> [EXERCISE REQUIREMENTS]: Reproduce each line exactly, including spacing and punctuation.

> [EXTRACTED RECORDS]:
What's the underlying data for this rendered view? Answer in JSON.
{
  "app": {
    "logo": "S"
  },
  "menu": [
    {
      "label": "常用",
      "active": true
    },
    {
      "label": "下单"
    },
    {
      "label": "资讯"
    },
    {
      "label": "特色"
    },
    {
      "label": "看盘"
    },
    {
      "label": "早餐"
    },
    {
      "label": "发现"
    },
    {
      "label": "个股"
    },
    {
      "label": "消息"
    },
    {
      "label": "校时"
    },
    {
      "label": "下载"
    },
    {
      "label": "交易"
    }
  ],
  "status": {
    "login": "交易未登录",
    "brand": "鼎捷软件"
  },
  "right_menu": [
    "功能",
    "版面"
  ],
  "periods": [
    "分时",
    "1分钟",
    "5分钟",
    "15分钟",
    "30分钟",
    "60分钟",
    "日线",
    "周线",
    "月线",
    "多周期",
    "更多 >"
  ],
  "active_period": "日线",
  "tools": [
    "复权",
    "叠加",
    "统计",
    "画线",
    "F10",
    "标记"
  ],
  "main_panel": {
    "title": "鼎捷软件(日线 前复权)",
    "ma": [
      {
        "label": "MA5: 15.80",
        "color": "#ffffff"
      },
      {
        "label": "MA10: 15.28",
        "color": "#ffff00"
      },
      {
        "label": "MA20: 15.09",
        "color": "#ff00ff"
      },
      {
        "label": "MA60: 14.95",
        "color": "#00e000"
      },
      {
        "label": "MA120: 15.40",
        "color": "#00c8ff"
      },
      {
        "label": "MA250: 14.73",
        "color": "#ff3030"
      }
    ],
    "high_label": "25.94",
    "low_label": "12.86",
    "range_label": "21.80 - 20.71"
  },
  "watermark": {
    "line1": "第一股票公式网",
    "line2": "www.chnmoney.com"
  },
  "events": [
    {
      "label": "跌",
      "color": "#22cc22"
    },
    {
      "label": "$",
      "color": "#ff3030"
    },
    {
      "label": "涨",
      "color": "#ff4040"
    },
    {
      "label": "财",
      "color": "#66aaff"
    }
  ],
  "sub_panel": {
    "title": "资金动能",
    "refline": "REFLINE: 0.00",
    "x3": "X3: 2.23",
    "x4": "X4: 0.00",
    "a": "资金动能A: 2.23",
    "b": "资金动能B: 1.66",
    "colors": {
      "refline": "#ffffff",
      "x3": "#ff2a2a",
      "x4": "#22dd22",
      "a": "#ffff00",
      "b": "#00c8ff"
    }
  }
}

> [TASK OUTPUT]:
What's the underlying data for this rendered view? Answer in JSON.
{
  "app": {
    "logo": "S"
  },
  "menu": [
    {
      "label": "常用",
      "active": true
    },
    {
      "label": "下单"
    },
    {
      "label": "资讯"
    },
    {
      "label": "特色"
    },
    {
      "label": "看盘"
    },
    {
      "label": "早餐"
    },
    {
      "label": "发现"
    },
    {
      "label": "个股"
    },
    {
      "label": "消息"
    },
    {
      "label": "校时"
    },
    {
      "label": "下载"
    },
    {
      "label": "交易"
    }
  ],
  "status": {
    "login": "交易未登录",
    "brand": "鼎捷软件"
  },
  "right_menu": [
    "功能",
    "版面"
  ],
  "periods": [
    "分时",
    "1分钟",
    "5分钟",
    "15分钟",
    "30分钟",
    "60分钟",
    "日线",
    "周线",
    "月线",
    "多周期",
    "更多 >"
  ],
  "active_period": "日线",
  "tools": [
    "复权",
    "叠加",
    "统计",
    "画线",
    "F10",
    "标记"
  ],
  "main_panel": {
    "title": "鼎捷软件(日线 前复权)",
    "ma": [
      {
        "label": "MA5: 15.80",
        "color": "#ffffff"
      },
      {
        "label": "MA10: 15.28",
        "color": "#ffff00"
      },
      {
        "label": "MA20: 15.09",
        "color": "#ff00ff"
      },
      {
        "label": "MA60: 14.95",
        "color": "#00e000"
      },
      {
        "label": "MA120: 15.40",
        "color": "#00c8ff"
      },
      {
        "label": "MA250: 14.73",
        "color": "#ff3030"
      }
    ],
    "high_label": "25.94",
    "low_label": "12.86",
    "range_label": "21.80 - 20.71"
  },
  "watermark": {
    "line1": "第一股票公式网",
    "line2": "www.chnmoney.com"
  },
  "events": [
    {
      "label": "跌",
      "color": "#22cc22"
    },
    {
      "label": "$",
      "color": "#ff3030"
    },
    {
      "label": "涨",
      "color": "#ff4040"
    },
    {
      "label": "财",
      "color": "#66aaff"
    }
  ],
  "sub_panel": {
    "title": "资金动能",
    "refline": "REFLINE: 0.00",
    "x3": "X3: 2.23",
    "x4": "X4: 0.00",
    "a": "资金动能A: 2.23",
    "b": "资金动能B: 1.66",
    "colors": {
      "refline": "#ffffff",
      "x3": "#ff2a2a",
      "x4": "#22dd22",
      "a": "#ffff00",
      "b": "#00c8ff"
    }
  }
}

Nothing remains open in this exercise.